◆ WHAT THE EXERCISE ASKS
Filter the records below and copy every line containing the word "with".

Data excerpts:

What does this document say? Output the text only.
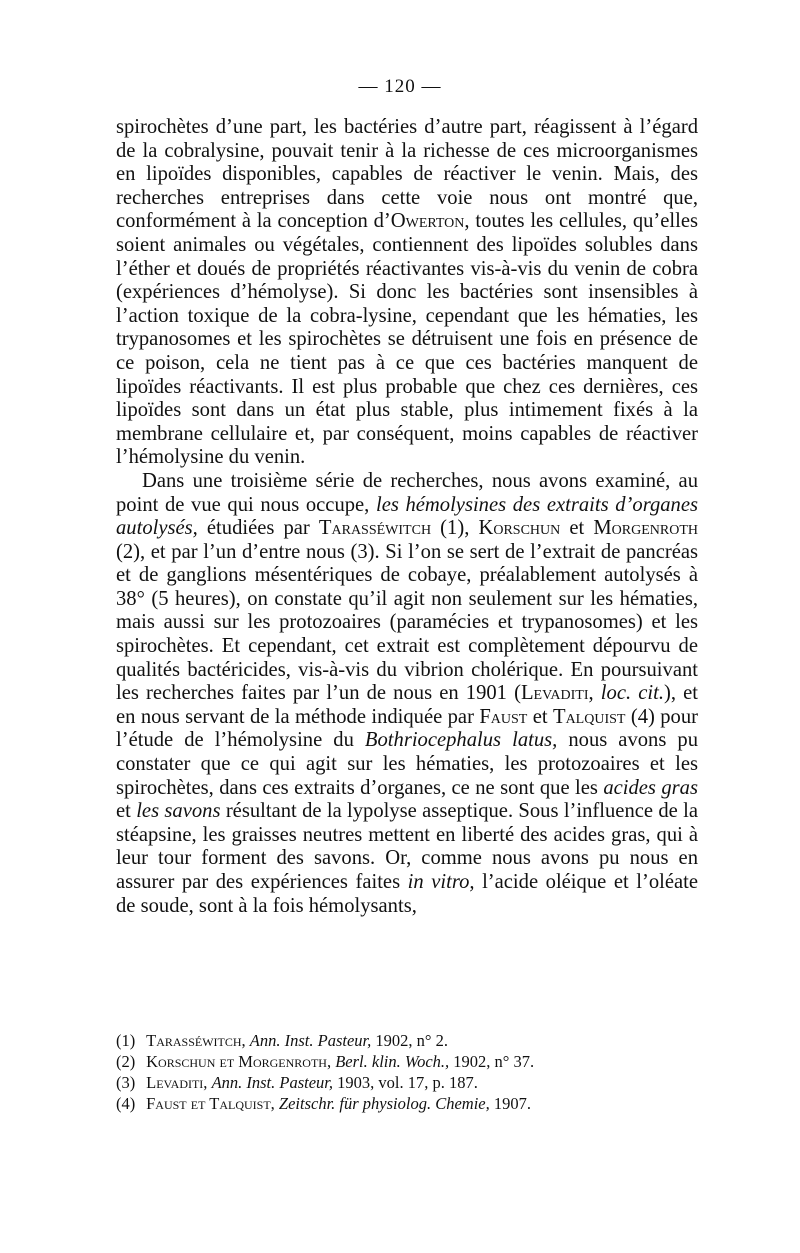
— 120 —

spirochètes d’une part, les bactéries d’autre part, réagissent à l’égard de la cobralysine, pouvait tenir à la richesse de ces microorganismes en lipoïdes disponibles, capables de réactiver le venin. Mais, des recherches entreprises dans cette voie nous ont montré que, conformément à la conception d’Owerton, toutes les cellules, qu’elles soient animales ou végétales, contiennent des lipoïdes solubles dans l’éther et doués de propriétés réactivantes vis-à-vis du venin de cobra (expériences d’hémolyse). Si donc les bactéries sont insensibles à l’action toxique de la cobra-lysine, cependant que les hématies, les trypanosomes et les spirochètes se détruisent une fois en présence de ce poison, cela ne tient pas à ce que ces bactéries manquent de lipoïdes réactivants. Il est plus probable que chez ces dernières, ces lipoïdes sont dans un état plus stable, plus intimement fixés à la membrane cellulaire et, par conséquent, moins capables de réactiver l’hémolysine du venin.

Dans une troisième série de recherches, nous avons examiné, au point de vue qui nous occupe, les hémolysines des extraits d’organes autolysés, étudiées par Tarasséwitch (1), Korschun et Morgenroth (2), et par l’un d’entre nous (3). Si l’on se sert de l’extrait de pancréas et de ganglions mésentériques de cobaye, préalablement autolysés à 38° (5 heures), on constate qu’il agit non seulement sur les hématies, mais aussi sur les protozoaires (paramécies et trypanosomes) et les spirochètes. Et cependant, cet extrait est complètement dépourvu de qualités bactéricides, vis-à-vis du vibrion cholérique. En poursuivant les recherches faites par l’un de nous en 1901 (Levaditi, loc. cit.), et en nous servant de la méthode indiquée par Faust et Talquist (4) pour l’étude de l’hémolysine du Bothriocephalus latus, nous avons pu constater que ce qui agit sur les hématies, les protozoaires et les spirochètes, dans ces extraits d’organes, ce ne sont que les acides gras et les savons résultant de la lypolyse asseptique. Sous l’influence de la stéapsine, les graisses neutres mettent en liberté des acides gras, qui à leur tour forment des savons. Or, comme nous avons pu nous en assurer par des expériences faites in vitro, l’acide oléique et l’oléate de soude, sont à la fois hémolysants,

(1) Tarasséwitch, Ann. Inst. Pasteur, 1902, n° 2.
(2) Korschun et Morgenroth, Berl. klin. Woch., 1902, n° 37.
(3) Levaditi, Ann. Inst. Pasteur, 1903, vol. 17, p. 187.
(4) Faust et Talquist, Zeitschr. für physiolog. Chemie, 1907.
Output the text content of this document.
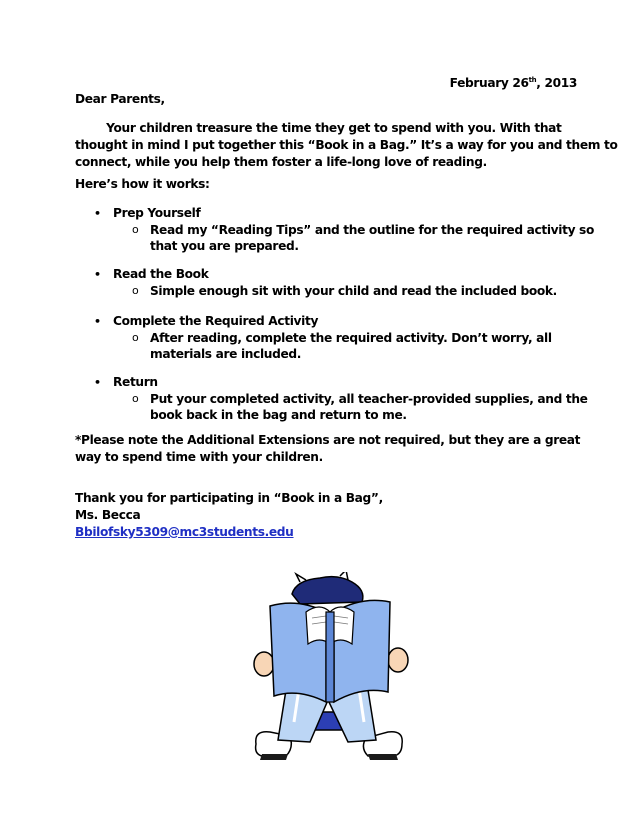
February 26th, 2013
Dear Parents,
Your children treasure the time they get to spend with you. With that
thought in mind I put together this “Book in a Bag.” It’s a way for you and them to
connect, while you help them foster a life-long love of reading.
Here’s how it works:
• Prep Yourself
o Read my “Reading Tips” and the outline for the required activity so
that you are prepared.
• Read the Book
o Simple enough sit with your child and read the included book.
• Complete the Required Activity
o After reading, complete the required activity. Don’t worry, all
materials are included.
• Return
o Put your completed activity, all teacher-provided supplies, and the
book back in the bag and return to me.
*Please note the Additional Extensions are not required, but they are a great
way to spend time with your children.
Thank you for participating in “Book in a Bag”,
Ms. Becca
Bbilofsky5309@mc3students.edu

◆ RESULT BELOW
Your children treasure the time they get to spend with you. With that
o Simple enough sit with your child and read the included book.
way to spend time with your children.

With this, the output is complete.